--- BEGIN ---

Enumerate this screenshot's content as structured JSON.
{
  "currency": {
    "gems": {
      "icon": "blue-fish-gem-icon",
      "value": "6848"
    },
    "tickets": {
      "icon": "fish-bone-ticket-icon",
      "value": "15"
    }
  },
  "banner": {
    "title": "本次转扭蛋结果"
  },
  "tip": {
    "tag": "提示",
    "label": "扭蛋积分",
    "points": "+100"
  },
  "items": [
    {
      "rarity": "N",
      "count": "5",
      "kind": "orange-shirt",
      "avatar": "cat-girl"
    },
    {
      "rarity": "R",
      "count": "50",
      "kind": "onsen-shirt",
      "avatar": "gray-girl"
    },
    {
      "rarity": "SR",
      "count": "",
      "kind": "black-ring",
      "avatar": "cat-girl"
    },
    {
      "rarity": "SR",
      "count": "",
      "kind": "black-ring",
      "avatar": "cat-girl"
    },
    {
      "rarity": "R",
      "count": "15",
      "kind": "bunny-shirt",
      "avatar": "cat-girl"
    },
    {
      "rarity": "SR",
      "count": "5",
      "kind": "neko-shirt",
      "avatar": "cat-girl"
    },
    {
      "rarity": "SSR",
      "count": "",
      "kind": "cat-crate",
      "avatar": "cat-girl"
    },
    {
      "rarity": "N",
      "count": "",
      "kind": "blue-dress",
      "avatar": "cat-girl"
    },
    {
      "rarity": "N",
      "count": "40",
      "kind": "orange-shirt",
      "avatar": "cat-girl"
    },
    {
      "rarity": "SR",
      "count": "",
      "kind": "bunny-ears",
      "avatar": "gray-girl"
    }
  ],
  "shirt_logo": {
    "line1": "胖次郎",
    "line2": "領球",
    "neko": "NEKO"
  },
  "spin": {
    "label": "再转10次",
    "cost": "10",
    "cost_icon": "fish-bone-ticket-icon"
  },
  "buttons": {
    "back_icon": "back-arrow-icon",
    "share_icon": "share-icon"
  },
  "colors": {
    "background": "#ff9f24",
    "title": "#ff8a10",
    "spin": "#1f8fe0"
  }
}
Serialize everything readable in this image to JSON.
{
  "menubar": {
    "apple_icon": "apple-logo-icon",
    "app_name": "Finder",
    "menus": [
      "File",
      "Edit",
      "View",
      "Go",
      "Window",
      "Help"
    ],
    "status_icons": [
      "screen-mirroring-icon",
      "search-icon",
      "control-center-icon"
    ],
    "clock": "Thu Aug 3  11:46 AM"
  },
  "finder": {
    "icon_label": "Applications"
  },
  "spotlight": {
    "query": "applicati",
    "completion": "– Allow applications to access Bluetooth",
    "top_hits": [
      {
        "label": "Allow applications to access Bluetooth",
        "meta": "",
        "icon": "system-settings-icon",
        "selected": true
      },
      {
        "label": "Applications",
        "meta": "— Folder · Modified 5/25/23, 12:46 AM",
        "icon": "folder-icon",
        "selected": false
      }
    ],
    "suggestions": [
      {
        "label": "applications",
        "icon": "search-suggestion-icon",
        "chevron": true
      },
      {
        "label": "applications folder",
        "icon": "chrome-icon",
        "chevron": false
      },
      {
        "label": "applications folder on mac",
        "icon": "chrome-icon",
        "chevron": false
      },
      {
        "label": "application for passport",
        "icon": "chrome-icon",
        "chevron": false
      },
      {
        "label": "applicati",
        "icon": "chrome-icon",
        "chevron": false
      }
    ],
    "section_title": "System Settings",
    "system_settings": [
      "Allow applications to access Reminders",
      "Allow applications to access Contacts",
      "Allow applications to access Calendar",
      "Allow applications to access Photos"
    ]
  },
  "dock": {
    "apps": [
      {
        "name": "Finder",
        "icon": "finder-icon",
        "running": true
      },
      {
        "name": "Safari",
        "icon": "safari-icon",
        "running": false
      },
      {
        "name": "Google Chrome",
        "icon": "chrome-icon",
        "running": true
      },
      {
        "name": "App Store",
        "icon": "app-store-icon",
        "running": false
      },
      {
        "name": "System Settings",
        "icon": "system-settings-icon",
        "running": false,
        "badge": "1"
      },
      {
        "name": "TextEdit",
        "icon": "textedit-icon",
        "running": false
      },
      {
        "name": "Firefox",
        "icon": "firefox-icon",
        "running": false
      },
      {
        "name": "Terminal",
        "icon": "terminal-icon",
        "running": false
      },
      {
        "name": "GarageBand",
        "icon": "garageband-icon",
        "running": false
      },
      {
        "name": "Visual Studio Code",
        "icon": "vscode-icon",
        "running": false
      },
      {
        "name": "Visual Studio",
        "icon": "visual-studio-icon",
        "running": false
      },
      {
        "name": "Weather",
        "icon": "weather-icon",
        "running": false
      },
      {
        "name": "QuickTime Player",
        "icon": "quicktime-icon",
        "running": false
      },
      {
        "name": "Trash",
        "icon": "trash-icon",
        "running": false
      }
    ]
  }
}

--- END ---

Short problem
Tally up the lines in the preceding listing that contain the string "JSON". Respond with the number and nothing else.

Answer to the exercise
2